** START OF RAW RECORDS **
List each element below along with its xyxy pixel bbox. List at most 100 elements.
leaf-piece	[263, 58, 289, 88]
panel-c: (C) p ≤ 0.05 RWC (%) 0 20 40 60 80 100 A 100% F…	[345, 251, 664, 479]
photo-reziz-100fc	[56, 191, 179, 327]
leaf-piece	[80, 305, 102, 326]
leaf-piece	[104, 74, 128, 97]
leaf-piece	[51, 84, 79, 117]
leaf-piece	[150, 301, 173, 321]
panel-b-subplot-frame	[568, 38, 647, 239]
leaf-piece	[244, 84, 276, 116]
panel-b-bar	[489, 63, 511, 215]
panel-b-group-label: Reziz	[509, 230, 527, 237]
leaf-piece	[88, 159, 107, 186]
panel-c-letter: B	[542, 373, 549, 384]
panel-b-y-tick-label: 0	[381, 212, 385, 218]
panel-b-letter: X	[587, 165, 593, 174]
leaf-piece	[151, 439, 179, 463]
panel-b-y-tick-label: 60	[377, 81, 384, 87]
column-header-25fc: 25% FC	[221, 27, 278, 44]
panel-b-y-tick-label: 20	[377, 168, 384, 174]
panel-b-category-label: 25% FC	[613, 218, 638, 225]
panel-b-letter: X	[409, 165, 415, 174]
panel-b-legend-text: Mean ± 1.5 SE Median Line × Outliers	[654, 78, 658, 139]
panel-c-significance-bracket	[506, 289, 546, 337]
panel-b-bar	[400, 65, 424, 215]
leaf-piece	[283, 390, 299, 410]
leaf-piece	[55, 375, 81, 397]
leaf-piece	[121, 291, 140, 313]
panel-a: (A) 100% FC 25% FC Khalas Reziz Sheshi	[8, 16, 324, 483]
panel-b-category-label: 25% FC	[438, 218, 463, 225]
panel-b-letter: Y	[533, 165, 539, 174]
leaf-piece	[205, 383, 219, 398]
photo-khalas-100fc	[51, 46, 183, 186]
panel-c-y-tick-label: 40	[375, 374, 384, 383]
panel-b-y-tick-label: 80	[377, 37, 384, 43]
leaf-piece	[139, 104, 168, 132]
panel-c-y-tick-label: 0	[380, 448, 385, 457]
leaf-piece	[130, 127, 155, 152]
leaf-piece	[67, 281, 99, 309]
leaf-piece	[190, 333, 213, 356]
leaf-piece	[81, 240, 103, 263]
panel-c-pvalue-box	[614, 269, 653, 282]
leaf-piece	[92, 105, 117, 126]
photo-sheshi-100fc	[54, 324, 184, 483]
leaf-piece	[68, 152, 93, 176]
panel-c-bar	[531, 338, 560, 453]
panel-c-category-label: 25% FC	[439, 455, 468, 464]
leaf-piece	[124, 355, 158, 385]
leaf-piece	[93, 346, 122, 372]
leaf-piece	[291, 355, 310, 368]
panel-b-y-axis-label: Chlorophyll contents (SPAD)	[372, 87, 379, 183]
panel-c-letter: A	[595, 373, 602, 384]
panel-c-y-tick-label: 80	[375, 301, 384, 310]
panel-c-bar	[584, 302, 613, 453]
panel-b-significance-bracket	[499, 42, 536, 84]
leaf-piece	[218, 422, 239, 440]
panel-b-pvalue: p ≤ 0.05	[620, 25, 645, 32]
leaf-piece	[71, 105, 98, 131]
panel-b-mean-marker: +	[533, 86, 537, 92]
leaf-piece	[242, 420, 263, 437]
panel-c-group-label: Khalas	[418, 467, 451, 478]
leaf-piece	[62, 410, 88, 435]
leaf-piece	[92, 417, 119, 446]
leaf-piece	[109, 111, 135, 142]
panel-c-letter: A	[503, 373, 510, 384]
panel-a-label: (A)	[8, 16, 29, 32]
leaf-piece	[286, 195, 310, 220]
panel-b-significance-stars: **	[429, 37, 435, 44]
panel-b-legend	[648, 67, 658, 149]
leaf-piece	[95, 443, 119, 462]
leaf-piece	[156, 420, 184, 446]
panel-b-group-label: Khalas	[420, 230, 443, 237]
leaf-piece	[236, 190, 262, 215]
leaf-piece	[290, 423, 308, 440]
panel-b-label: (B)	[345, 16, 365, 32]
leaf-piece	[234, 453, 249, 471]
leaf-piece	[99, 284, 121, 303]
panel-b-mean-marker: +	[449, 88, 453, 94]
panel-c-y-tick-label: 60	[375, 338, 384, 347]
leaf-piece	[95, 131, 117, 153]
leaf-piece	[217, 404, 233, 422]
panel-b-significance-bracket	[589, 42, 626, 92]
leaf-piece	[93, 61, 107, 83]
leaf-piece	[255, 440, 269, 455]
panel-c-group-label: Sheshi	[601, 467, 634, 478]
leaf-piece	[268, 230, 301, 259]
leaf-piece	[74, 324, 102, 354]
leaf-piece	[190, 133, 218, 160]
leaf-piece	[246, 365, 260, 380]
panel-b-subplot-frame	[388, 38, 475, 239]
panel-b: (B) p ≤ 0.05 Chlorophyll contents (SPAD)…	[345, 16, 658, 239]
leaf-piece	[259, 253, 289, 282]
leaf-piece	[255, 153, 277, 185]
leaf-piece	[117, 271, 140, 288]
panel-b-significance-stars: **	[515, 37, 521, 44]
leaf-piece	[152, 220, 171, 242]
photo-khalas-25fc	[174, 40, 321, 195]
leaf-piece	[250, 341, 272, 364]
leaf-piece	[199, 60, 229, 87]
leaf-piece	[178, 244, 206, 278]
** END OF RAW RECORDS **
Number the rows from the start of the rows through the one containing "152, 93, 176]", both ends included, as a list with blank lines left out.

▶ _EXERCISE RESULT_
1. List each element below along with its xyxy pixel bbox. List at most 100 elements.
2. leaf-piece	[263, 58, 289, 88]
3. panel-c: (C) p ≤ 0.05 RWC (%) 0 20 40 60 80 100 A 100% F…	[345, 251, 664, 479]
4. photo-reziz-100fc	[56, 191, 179, 327]
5. leaf-piece	[80, 305, 102, 326]
6. leaf-piece	[104, 74, 128, 97]
7. leaf-piece	[51, 84, 79, 117]
8. leaf-piece	[150, 301, 173, 321]
9. panel-b-subplot-frame	[568, 38, 647, 239]
10. leaf-piece	[244, 84, 276, 116]
11. panel-b-bar	[489, 63, 511, 215]
12. panel-b-group-label: Reziz	[509, 230, 527, 237]
13. leaf-piece	[88, 159, 107, 186]
14. panel-c-letter: B	[542, 373, 549, 384]
15. panel-b-y-tick-label: 0	[381, 212, 385, 218]
16. panel-b-letter: X	[587, 165, 593, 174]
17. leaf-piece	[151, 439, 179, 463]
18. panel-b-y-tick-label: 60	[377, 81, 384, 87]
19. column-header-25fc: 25% FC	[221, 27, 278, 44]
20. panel-b-y-tick-label: 20	[377, 168, 384, 174]
21. panel-b-category-label: 25% FC	[613, 218, 638, 225]
22. panel-b-letter: X	[409, 165, 415, 174]
23. panel-b-legend-text: Mean ± 1.5 SE Median Line × Outliers	[654, 78, 658, 139]
24. panel-c-significance-bracket	[506, 289, 546, 337]
25. panel-b-bar	[400, 65, 424, 215]
26. leaf-piece	[283, 390, 299, 410]
27. leaf-piece	[55, 375, 81, 397]
28. leaf-piece	[121, 291, 140, 313]
29. panel-a: (A) 100% FC 25% FC Khalas Reziz Sheshi	[8, 16, 324, 483]
30. panel-b-category-label: 25% FC	[438, 218, 463, 225]
31. panel-b-letter: Y	[533, 165, 539, 174]
32. leaf-piece	[205, 383, 219, 398]
33. photo-khalas-100fc	[51, 46, 183, 186]
34. panel-c-y-tick-label: 40	[375, 374, 384, 383]
35. panel-b-y-tick-label: 80	[377, 37, 384, 43]
36. leaf-piece	[139, 104, 168, 132]
37. panel-c-y-tick-label: 0	[380, 448, 385, 457]
38. leaf-piece	[130, 127, 155, 152]
39. leaf-piece	[67, 281, 99, 309]
40. leaf-piece	[190, 333, 213, 356]
41. leaf-piece	[81, 240, 103, 263]
42. panel-c-pvalue-box	[614, 269, 653, 282]
43. leaf-piece	[92, 105, 117, 126]
44. photo-sheshi-100fc	[54, 324, 184, 483]
45. leaf-piece	[68, 152, 93, 176]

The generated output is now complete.